# WHAT YOU SHOULD DO
Copy out each line in the material below that has the word "Eastern".

# PROVIDED RECORDS
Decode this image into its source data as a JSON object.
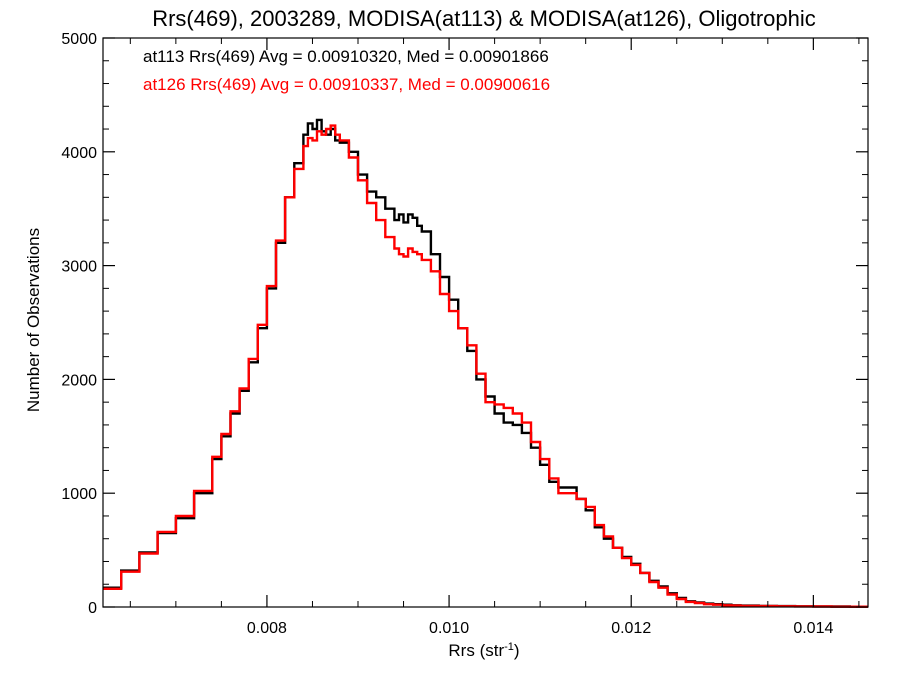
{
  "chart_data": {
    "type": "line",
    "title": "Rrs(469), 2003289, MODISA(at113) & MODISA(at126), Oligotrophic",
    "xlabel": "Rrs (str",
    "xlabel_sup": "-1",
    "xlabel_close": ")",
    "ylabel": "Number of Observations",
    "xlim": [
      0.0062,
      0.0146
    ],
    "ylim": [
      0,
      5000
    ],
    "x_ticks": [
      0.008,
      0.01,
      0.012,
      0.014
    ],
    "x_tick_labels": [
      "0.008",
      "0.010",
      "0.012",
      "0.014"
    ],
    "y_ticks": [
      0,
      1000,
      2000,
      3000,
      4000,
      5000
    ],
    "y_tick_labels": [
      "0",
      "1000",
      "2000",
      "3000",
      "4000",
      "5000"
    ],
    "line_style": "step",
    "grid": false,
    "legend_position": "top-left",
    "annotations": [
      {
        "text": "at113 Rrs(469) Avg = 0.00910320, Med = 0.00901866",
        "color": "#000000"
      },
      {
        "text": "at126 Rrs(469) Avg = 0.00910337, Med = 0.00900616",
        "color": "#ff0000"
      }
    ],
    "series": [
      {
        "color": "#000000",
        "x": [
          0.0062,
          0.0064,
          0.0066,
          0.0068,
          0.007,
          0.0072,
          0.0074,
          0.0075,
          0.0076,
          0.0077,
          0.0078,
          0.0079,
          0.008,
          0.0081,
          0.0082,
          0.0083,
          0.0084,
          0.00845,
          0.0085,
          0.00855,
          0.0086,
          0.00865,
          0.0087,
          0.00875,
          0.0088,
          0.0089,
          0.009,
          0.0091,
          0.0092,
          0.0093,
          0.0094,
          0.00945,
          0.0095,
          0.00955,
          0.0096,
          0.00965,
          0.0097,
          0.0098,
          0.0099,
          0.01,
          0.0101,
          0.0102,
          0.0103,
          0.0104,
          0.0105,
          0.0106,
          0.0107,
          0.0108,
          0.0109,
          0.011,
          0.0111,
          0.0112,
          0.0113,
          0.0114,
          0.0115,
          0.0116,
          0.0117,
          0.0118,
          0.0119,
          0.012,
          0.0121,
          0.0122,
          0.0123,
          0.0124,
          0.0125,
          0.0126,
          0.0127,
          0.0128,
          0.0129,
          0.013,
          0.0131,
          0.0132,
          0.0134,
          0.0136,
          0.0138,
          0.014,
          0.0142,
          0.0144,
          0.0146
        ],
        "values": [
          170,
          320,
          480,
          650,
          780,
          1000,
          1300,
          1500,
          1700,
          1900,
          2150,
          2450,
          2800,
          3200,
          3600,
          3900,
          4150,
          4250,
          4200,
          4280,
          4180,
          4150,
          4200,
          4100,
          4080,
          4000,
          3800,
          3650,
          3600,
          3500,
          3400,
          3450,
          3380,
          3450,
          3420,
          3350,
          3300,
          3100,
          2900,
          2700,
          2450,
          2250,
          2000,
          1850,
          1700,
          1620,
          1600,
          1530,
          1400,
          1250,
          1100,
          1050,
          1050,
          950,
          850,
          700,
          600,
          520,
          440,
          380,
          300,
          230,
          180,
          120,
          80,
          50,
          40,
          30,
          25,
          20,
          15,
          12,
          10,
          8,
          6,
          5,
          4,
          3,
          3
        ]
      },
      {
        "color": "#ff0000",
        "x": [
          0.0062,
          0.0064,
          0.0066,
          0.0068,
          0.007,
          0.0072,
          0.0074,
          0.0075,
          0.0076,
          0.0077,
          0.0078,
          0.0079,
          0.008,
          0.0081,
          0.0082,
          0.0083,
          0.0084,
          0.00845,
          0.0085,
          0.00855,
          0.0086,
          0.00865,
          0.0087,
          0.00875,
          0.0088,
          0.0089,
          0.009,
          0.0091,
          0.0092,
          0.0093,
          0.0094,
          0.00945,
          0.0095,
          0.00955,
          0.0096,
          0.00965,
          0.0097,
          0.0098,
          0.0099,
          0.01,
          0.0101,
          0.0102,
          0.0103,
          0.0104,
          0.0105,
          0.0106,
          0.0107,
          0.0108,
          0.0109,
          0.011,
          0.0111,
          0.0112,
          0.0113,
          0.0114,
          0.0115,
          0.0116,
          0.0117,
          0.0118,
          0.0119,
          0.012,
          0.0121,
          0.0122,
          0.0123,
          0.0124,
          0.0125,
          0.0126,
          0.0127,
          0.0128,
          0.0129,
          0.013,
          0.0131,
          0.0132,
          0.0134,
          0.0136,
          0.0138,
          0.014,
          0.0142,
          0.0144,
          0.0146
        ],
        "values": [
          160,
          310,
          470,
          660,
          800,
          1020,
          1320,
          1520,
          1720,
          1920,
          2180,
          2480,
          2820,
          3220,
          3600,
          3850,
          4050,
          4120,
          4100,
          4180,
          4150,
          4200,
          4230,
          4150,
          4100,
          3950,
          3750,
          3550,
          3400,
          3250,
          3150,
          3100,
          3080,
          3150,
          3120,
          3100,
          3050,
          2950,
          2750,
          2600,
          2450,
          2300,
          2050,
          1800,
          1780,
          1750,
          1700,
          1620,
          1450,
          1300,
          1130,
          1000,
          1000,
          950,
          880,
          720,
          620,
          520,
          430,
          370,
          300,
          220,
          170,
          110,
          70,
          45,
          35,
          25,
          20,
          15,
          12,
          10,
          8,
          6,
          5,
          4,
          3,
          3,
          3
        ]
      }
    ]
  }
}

---

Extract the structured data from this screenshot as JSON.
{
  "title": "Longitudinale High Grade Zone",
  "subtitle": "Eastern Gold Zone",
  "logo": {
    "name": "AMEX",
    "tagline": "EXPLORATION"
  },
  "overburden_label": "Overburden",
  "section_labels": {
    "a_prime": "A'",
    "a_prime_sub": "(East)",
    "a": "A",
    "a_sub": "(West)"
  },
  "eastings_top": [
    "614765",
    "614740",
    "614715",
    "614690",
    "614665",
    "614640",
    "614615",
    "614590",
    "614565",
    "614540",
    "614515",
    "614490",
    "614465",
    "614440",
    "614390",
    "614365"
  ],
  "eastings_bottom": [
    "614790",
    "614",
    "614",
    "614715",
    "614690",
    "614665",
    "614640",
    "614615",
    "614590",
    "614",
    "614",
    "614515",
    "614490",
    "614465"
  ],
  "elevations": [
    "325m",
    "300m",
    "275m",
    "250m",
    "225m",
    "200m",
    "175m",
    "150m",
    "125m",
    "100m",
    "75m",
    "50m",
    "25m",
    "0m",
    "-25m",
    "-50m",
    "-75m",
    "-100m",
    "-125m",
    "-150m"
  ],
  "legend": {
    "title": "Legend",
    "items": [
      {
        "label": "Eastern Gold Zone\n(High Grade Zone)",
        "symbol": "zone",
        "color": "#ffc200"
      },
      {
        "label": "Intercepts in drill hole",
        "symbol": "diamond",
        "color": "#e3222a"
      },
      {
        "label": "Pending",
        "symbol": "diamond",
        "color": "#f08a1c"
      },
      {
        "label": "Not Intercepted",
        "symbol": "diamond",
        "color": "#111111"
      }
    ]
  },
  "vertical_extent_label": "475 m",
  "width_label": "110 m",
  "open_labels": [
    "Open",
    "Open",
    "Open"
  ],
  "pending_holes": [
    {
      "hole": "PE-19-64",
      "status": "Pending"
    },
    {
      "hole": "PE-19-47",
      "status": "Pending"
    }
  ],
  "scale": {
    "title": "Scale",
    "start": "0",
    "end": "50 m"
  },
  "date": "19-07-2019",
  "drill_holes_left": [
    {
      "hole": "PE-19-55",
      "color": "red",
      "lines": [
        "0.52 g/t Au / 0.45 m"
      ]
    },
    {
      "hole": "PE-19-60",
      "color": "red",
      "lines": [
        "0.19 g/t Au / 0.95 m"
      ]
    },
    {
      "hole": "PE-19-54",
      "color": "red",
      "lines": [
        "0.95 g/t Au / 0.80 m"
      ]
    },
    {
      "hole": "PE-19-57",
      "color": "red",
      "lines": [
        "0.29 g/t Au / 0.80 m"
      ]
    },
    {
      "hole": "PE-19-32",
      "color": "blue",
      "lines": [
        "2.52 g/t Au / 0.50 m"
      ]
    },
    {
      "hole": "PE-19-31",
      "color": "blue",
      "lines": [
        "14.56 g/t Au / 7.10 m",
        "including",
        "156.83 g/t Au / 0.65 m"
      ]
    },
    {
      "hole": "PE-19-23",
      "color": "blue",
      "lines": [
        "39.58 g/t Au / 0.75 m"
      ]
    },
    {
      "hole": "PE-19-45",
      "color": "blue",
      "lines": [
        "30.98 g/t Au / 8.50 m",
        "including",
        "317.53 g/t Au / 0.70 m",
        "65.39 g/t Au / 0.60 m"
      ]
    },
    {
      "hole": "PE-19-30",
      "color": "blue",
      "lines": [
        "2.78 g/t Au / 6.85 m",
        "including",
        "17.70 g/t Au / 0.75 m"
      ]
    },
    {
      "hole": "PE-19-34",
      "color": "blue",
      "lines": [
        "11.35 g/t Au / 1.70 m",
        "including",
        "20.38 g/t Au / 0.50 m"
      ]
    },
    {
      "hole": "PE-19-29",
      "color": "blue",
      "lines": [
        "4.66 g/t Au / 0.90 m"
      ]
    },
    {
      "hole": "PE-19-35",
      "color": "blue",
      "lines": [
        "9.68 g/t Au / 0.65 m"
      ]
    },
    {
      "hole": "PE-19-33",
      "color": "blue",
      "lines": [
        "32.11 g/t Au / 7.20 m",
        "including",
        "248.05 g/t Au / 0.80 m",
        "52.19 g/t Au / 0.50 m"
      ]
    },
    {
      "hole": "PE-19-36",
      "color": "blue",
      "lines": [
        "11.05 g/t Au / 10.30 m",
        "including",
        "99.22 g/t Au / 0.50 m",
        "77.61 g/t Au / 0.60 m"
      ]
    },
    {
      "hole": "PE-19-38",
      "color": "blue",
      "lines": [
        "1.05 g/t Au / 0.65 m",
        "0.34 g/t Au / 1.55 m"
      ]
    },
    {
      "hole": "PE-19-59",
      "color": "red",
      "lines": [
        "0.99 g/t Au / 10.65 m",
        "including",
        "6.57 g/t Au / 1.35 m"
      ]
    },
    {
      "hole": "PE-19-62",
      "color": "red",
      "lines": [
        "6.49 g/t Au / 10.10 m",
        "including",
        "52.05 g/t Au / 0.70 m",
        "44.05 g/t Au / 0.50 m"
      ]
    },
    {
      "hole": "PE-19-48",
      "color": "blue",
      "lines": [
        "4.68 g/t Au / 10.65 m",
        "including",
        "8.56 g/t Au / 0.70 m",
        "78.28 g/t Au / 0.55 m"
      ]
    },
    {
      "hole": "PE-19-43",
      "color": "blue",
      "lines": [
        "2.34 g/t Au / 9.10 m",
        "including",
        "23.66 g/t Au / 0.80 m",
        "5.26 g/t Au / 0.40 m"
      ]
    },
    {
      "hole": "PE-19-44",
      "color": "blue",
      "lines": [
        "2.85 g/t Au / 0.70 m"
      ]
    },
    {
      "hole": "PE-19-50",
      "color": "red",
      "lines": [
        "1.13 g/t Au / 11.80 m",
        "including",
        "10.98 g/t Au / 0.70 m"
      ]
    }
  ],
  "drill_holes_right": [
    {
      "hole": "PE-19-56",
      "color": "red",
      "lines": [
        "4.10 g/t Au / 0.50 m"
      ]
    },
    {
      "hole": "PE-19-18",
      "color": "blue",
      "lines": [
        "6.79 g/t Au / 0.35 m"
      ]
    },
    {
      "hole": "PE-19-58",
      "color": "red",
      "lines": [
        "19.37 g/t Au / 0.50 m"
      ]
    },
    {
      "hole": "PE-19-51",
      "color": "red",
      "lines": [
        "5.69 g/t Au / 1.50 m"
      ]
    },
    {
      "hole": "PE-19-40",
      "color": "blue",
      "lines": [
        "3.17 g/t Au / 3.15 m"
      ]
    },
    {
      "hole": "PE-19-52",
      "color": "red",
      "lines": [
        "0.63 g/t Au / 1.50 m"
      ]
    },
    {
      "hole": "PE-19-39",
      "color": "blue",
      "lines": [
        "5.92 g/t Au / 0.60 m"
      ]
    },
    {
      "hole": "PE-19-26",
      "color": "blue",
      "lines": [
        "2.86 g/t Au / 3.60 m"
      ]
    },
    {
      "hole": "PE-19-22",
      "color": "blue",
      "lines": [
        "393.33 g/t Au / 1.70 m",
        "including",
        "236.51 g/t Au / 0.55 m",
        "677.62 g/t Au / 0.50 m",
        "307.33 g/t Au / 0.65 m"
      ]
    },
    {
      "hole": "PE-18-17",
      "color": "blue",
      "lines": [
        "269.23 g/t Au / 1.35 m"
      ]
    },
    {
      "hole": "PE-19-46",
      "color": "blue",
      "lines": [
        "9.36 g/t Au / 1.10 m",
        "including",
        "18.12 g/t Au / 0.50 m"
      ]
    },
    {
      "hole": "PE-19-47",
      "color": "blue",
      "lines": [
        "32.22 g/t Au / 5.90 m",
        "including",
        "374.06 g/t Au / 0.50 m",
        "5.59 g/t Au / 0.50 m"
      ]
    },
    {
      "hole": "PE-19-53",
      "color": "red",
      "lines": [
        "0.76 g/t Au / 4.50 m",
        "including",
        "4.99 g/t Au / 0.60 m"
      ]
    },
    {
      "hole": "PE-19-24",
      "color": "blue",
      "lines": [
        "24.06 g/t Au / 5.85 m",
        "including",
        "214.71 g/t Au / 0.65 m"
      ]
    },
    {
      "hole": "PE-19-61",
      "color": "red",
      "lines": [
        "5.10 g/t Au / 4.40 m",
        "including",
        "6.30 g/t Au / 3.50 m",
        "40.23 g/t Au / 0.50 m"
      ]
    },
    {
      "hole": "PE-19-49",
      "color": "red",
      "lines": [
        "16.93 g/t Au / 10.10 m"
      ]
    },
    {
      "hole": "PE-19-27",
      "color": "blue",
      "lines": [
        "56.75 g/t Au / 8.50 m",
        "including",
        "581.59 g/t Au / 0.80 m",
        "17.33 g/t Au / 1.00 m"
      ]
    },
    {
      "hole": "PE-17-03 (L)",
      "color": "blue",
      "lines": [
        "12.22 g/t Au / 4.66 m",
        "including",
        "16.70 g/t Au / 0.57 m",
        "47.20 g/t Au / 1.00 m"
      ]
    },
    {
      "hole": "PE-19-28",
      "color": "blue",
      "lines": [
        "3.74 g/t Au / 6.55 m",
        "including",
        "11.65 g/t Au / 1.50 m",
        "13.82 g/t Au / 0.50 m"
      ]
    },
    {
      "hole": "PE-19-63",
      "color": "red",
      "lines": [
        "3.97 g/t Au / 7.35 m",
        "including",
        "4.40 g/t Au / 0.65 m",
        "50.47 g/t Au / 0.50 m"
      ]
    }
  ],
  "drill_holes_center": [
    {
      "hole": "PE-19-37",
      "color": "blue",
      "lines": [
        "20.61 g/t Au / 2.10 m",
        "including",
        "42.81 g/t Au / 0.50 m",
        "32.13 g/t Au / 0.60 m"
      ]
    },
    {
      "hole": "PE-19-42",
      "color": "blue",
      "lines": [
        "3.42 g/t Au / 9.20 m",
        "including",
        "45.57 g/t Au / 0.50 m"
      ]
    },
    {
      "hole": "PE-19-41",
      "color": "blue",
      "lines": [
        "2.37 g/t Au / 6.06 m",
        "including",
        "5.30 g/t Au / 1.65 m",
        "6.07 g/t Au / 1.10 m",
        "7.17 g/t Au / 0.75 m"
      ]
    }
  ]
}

* * *

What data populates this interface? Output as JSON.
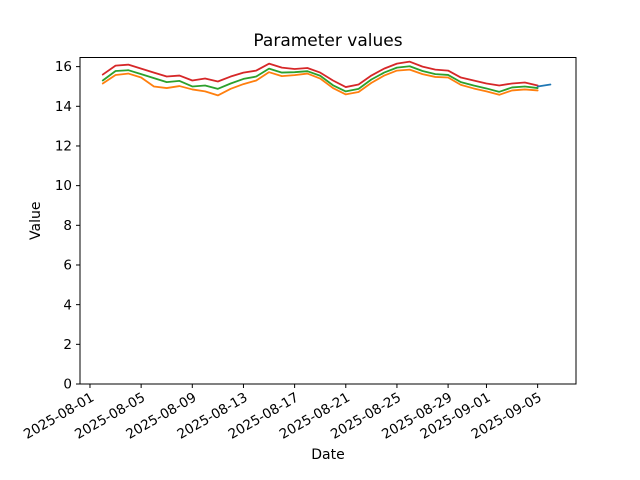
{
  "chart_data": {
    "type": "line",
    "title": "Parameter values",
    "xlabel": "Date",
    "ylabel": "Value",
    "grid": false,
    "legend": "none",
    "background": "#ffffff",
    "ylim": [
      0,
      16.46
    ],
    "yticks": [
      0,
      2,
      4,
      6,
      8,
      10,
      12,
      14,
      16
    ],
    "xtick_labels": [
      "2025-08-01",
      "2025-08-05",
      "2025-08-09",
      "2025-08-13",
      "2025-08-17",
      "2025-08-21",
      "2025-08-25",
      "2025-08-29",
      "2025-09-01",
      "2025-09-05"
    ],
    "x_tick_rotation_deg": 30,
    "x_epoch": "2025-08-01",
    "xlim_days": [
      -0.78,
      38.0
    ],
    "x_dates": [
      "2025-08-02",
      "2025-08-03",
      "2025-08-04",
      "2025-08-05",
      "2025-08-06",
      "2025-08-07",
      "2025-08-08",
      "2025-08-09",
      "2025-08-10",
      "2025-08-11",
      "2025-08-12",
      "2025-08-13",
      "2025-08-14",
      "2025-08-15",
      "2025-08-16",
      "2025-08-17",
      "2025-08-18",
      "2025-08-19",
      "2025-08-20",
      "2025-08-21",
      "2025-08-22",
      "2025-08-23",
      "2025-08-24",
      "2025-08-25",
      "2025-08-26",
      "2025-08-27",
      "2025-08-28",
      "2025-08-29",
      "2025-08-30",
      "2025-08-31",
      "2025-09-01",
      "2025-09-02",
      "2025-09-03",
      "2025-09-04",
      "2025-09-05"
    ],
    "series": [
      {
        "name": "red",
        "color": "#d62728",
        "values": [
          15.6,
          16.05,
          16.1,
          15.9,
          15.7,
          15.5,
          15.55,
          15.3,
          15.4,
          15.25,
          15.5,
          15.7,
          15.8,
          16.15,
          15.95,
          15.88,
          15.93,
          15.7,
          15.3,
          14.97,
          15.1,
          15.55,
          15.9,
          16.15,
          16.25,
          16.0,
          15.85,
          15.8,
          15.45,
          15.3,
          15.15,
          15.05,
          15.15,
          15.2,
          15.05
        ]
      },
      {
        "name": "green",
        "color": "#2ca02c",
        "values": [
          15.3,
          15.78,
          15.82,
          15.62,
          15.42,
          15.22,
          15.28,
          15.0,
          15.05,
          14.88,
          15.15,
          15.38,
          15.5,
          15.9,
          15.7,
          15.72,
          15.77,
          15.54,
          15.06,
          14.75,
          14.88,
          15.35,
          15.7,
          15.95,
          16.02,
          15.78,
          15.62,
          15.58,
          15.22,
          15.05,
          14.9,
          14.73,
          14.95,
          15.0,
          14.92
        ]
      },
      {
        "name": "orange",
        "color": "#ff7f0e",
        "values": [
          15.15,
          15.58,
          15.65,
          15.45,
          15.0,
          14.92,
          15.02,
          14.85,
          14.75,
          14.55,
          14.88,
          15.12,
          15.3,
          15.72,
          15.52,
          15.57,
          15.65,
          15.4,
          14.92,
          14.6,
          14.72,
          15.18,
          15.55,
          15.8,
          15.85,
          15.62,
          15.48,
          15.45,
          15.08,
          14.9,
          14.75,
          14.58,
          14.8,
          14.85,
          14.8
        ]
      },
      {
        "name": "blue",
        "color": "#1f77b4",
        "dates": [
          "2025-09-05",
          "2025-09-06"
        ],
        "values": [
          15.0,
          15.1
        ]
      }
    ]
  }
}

# WRITTEN REPLY
  "subtitle": "Eastern Gold Zone",
        "label": "Eastern Gold Zone\n(High Grade Zone)",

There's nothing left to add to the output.